Each entry below is to be printed verbatim.
•••••
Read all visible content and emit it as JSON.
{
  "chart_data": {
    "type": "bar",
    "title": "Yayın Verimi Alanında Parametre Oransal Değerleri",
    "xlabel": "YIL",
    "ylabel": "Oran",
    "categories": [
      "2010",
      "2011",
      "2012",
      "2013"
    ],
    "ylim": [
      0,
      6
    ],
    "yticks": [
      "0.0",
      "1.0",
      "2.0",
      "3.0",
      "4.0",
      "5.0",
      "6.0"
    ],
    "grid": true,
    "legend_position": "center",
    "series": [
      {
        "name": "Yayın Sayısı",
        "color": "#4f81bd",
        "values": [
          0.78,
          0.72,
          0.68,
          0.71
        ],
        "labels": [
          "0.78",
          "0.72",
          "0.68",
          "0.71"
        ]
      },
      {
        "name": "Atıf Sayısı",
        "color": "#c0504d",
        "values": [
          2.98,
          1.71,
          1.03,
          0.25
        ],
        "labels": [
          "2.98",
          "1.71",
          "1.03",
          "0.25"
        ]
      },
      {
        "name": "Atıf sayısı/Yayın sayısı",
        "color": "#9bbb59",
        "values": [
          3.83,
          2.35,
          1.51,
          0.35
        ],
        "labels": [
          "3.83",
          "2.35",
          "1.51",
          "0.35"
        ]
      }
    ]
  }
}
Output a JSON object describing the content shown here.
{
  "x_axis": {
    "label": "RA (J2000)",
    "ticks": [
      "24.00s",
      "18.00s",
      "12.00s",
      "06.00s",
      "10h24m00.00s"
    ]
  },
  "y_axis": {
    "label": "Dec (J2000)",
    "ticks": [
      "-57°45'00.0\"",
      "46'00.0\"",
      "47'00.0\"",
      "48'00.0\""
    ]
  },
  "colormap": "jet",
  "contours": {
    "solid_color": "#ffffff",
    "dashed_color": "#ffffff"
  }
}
•••••
◆ ANSWER TO THIS TASK:
Read all visible content and emit it as JSON.
{
  "chart_data": {
    "type": "bar",
    "title": "Yayın Verimi Alanında Parametre Oransal Değerleri",
    "xlabel": "YIL",
    "ylabel": "Oran",
    "categories": [
      "2010",
      "2011",
      "2012",
      "2013"
    ],
    "ylim": [
      0,
      6
    ],
    "yticks": [
      "0.0",
      "1.0",
      "2.0",
      "3.0",
      "4.0",
      "5.0",
      "6.0"
    ],
    "grid": true,
    "legend_position": "center",
    "series": [
      {
        "name": "Yayın Sayısı",
        "color": "#4f81bd",
        "values": [
          0.78,
          0.72,
          0.68,
          0.71
        ],
        "labels": [
          "0.78",
          "0.72",
          "0.68",
          "0.71"
        ]
      },
      {
        "name": "Atıf Sayısı",
        "color": "#c0504d",
        "values": [
          2.98,
          1.71,
          1.03,
          0.25
        ],
        "labels": [
          "2.98",
          "1.71",
          "1.03",
          "0.25"
        ]
      },
      {
        "name": "Atıf sayısı/Yayın sayısı",
        "color": "#9bbb59",
        "values": [
          3.83,
          2.35,
          1.51,
          0.35
        ],
        "labels": [
          "3.83",
          "2.35",
          "1.51",
          "0.35"
        ]
      }
    ]
  }
}
Output a JSON object describing the content shown here.
{
  "x_axis": {
    "label": "RA (J2000)",
    "ticks": [
      "24.00s",
      "18.00s",
      "12.00s",
      "06.00s",
      "10h24m00.00s"
    ]
  },
  "y_axis": {
    "label": "Dec (J2000)",
    "ticks": [
      "-57°45'00.0\"",
      "46'00.0\"",
      "47'00.0\"",
      "48'00.0\""
    ]
  },
  "colormap": "jet",
  "contours": {
    "solid_color": "#ffffff",
    "dashed_color": "#ffffff"
  }
}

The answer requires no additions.